DO THIS
Can you retype every record below exactly as written?

Dataset items:
------------------------------------------------------------------------

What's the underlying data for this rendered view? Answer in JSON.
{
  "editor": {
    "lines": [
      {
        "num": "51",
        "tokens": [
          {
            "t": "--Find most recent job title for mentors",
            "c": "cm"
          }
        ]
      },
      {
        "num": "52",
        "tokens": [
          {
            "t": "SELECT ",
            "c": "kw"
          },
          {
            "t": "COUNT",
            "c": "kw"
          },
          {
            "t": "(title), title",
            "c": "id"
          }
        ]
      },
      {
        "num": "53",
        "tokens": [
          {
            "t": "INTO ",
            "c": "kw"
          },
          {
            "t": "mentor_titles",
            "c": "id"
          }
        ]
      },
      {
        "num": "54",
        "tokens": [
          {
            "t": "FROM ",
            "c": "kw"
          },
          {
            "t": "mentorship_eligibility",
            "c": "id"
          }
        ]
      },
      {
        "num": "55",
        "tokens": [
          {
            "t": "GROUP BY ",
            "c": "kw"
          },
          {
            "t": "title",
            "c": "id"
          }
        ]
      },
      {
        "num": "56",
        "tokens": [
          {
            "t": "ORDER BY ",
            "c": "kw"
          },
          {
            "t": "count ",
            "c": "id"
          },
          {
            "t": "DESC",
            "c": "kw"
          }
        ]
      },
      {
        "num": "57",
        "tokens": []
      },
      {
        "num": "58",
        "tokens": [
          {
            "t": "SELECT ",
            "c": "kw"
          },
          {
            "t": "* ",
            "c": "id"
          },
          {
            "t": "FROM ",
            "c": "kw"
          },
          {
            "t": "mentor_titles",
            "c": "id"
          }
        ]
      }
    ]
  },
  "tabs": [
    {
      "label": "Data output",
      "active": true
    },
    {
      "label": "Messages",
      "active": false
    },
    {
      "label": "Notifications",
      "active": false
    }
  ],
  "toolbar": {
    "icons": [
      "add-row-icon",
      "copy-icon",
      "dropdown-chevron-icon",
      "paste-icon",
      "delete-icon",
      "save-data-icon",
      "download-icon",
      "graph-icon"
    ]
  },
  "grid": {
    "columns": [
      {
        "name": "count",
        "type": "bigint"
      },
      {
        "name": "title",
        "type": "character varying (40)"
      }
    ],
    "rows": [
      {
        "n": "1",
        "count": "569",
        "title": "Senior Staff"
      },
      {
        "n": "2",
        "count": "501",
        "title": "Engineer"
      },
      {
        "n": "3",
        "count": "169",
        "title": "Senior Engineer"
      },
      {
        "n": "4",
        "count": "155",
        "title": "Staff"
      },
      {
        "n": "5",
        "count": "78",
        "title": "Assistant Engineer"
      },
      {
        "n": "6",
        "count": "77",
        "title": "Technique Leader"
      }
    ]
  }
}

------------------------------------------------------------------------

RESULT FOR THIS TASK
What's the underlying data for this rendered view? Answer in JSON.
{
  "editor": {
    "lines": [
      {
        "num": "51",
        "tokens": [
          {
            "t": "--Find most recent job title for mentors",
            "c": "cm"
          }
        ]
      },
      {
        "num": "52",
        "tokens": [
          {
            "t": "SELECT ",
            "c": "kw"
          },
          {
            "t": "COUNT",
            "c": "kw"
          },
          {
            "t": "(title), title",
            "c": "id"
          }
        ]
      },
      {
        "num": "53",
        "tokens": [
          {
            "t": "INTO ",
            "c": "kw"
          },
          {
            "t": "mentor_titles",
            "c": "id"
          }
        ]
      },
      {
        "num": "54",
        "tokens": [
          {
            "t": "FROM ",
            "c": "kw"
          },
          {
            "t": "mentorship_eligibility",
            "c": "id"
          }
        ]
      },
      {
        "num": "55",
        "tokens": [
          {
            "t": "GROUP BY ",
            "c": "kw"
          },
          {
            "t": "title",
            "c": "id"
          }
        ]
      },
      {
        "num": "56",
        "tokens": [
          {
            "t": "ORDER BY ",
            "c": "kw"
          },
          {
            "t": "count ",
            "c": "id"
          },
          {
            "t": "DESC",
            "c": "kw"
          }
        ]
      },
      {
        "num": "57",
        "tokens": []
      },
      {
        "num": "58",
        "tokens": [
          {
            "t": "SELECT ",
            "c": "kw"
          },
          {
            "t": "* ",
            "c": "id"
          },
          {
            "t": "FROM ",
            "c": "kw"
          },
          {
            "t": "mentor_titles",
            "c": "id"
          }
        ]
      }
    ]
  },
  "tabs": [
    {
      "label": "Data output",
      "active": true
    },
    {
      "label": "Messages",
      "active": false
    },
    {
      "label": "Notifications",
      "active": false
    }
  ],
  "toolbar": {
    "icons": [
      "add-row-icon",
      "copy-icon",
      "dropdown-chevron-icon",
      "paste-icon",
      "delete-icon",
      "save-data-icon",
      "download-icon",
      "graph-icon"
    ]
  },
  "grid": {
    "columns": [
      {
        "name": "count",
        "type": "bigint"
      },
      {
        "name": "title",
        "type": "character varying (40)"
      }
    ],
    "rows": [
      {
        "n": "1",
        "count": "569",
        "title": "Senior Staff"
      },
      {
        "n": "2",
        "count": "501",
        "title": "Engineer"
      },
      {
        "n": "3",
        "count": "169",
        "title": "Senior Engineer"
      },
      {
        "n": "4",
        "count": "155",
        "title": "Staff"
      },
      {
        "n": "5",
        "count": "78",
        "title": "Assistant Engineer"
      },
      {
        "n": "6",
        "count": "77",
        "title": "Technique Leader"
      }
    ]
  }
}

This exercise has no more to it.